• What is asked:
Can you pull out each line of the data below that includes the word "adjusted"?

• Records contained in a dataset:
▼▼▼
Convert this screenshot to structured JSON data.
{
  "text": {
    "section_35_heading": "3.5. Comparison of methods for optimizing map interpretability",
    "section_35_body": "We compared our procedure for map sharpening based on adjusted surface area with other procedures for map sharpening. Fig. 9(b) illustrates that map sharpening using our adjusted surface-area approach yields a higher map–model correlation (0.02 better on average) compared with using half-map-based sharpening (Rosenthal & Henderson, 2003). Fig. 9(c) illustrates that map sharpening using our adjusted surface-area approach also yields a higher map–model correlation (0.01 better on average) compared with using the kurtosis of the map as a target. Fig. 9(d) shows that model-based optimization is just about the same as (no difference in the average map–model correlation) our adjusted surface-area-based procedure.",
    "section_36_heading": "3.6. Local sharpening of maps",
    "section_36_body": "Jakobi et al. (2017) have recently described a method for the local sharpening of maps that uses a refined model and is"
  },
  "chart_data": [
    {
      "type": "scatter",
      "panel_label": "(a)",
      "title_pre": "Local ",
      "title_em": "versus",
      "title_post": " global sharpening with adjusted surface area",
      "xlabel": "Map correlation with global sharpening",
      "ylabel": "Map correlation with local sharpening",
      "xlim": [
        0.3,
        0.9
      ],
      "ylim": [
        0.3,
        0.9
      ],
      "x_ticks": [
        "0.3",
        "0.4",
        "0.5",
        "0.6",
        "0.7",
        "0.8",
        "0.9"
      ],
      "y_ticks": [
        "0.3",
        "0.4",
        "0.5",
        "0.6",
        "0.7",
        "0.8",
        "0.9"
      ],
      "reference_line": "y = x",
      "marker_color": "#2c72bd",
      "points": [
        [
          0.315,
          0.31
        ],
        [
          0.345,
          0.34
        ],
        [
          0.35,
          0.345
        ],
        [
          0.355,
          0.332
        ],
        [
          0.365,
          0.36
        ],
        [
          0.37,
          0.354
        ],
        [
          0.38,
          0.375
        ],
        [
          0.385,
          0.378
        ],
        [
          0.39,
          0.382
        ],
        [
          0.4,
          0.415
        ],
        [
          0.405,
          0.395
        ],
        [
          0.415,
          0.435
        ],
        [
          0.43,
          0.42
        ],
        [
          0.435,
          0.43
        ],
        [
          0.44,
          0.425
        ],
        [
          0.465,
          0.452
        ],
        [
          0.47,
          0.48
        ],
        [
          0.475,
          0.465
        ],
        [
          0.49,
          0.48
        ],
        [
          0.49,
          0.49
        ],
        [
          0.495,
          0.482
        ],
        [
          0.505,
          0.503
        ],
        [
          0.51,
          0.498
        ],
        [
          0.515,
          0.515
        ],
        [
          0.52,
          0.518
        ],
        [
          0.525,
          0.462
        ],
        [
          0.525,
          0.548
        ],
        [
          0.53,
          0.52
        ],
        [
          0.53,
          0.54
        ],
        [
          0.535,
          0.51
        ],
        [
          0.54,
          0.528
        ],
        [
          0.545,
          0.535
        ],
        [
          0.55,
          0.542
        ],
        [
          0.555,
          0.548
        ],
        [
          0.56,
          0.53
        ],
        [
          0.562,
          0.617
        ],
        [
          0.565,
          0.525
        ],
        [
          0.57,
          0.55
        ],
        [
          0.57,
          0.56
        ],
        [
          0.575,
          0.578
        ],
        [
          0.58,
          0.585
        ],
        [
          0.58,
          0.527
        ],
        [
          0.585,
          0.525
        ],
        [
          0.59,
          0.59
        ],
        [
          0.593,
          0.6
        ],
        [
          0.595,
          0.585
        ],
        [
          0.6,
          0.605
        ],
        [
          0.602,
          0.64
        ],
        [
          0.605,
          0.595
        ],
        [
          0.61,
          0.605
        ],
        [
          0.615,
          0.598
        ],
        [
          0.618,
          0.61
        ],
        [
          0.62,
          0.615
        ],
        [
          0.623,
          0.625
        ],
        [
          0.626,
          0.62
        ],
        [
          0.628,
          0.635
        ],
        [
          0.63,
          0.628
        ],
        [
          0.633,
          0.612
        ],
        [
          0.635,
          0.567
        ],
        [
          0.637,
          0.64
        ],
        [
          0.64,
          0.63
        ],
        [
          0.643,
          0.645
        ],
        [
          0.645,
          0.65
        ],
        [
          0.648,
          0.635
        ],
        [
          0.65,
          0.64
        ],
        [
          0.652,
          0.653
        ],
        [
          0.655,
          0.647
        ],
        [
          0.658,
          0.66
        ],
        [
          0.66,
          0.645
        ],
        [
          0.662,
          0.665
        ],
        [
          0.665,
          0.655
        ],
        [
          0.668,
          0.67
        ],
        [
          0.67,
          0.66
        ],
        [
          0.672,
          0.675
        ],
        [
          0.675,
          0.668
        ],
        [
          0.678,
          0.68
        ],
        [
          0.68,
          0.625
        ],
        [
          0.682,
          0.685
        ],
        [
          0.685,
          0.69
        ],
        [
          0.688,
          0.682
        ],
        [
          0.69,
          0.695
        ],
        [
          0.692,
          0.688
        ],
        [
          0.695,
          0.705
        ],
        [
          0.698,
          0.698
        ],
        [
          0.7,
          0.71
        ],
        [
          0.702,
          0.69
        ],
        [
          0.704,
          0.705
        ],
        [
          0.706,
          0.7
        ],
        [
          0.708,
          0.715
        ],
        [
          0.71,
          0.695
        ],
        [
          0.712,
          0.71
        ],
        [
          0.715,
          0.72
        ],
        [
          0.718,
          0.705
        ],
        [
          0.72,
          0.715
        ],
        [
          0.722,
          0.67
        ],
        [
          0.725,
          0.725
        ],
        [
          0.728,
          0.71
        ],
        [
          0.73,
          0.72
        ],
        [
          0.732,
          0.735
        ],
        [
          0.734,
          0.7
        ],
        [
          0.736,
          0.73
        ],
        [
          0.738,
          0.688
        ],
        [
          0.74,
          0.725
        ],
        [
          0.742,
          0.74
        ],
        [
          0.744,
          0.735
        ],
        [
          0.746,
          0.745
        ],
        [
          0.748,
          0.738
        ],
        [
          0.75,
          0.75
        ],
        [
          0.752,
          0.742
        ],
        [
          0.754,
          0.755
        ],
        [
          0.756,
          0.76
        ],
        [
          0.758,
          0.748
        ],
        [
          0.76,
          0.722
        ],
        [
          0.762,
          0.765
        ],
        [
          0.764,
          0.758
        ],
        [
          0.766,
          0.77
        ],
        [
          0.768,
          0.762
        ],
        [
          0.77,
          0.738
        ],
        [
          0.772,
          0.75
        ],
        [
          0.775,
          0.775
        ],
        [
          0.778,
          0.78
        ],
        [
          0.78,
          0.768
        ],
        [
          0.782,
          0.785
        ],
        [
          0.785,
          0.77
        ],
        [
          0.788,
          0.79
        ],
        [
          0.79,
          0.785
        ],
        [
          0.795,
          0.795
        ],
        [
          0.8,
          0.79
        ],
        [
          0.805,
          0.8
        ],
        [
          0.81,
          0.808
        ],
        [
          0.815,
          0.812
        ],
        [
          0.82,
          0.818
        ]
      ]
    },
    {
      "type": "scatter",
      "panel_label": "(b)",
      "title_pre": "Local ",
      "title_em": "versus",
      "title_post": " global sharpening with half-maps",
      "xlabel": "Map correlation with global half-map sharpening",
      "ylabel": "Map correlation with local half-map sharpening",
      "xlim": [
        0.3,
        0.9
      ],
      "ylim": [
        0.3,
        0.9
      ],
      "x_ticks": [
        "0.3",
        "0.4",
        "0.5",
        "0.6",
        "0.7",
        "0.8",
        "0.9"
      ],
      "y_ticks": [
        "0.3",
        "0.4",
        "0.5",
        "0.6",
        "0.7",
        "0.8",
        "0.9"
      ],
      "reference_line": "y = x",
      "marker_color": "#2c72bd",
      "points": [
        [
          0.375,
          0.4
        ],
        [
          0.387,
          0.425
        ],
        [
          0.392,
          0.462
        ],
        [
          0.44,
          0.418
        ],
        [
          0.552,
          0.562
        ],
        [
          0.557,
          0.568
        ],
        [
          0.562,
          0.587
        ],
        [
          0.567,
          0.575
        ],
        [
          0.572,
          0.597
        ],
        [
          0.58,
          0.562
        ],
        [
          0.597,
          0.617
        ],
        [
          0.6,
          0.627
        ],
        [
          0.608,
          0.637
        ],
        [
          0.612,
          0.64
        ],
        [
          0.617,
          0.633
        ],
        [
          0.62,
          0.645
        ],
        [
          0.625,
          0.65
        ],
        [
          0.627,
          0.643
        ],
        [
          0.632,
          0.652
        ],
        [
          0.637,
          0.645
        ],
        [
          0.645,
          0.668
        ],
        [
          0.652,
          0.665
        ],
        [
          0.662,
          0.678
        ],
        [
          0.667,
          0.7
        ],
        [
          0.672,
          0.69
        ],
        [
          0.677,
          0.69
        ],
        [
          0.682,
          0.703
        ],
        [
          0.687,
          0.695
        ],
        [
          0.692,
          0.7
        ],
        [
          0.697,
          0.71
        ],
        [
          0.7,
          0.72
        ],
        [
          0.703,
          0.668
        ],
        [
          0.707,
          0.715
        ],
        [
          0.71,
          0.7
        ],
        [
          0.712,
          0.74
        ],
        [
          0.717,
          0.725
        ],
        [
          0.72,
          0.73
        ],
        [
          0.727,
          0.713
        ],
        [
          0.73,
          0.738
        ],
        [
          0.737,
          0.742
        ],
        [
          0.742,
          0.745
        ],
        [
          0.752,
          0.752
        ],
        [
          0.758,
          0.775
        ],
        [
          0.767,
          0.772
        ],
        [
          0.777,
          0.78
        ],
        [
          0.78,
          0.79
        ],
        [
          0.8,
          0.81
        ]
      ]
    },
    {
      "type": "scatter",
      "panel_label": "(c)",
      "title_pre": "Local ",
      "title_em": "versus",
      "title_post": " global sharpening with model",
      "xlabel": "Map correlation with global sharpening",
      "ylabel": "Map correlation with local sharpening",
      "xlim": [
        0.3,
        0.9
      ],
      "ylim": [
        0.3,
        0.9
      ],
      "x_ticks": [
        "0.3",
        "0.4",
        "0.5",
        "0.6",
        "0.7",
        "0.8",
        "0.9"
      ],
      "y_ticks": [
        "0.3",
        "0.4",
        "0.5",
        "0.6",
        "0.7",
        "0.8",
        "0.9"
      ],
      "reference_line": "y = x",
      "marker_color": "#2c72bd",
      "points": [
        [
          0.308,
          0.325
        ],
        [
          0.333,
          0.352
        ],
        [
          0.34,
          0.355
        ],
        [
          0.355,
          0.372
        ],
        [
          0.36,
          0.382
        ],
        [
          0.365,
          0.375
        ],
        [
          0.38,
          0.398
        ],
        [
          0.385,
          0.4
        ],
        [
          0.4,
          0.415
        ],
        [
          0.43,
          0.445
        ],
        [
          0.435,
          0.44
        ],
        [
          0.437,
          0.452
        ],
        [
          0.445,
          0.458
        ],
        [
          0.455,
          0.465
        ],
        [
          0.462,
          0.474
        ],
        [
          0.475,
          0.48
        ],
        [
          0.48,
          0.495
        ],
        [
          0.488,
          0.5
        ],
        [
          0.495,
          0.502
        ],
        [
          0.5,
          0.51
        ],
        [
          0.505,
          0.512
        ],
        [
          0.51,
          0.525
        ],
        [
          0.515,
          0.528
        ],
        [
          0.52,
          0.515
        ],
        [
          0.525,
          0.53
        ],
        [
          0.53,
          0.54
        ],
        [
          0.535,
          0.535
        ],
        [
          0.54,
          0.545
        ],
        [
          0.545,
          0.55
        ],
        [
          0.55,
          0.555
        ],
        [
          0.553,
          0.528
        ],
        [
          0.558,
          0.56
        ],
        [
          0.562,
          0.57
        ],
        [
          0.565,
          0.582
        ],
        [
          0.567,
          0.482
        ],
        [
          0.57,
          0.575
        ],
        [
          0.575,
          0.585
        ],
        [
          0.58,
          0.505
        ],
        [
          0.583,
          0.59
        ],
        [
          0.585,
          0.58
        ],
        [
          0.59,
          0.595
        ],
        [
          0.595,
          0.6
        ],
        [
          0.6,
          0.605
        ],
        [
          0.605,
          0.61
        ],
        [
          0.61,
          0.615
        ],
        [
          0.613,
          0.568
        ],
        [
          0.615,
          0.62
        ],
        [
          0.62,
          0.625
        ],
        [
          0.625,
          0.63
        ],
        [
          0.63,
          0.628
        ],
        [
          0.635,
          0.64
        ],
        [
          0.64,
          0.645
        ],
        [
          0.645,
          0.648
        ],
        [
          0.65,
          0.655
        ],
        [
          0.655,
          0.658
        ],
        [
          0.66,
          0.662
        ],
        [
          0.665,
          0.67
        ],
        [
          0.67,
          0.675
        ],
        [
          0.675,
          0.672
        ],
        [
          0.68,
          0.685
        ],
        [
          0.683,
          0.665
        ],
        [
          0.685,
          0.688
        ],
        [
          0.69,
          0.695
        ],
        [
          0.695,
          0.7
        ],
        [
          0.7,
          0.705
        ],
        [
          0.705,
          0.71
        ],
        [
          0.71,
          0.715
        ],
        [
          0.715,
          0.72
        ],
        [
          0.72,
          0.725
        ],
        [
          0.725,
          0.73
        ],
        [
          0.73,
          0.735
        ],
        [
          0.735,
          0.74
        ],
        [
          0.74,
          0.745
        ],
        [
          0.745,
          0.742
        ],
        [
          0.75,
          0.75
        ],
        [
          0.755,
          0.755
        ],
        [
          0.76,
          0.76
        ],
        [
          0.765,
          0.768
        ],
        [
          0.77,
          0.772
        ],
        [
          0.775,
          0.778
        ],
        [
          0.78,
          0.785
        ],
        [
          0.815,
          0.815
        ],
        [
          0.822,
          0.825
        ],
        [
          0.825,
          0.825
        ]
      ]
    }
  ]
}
▲▲▲
• Expected answer:
    "section_35_body": "We compared our procedure for map sharpening based on adjusted surface area with other procedures for map sharpening. Fig. 9(b) illustrates that map sharpening using our adjusted surface-area approach yields a higher map–model correlation (0.02 better on average) compared with using half-map-based sharpening (Rosenthal & Henderson, 2003). Fig. 9(c) illustrates that map sharpening using our adjusted surface-area approach also yields a higher map–model correlation (0.01 better on average) compared with using the kurtosis of the map as a target. Fig. 9(d) shows that model-based optimization is just about the same as (no difference in the average map–model correlation) our adjusted surface-area-based procedure.",
      "title_post": " global sharpening with adjusted surface area",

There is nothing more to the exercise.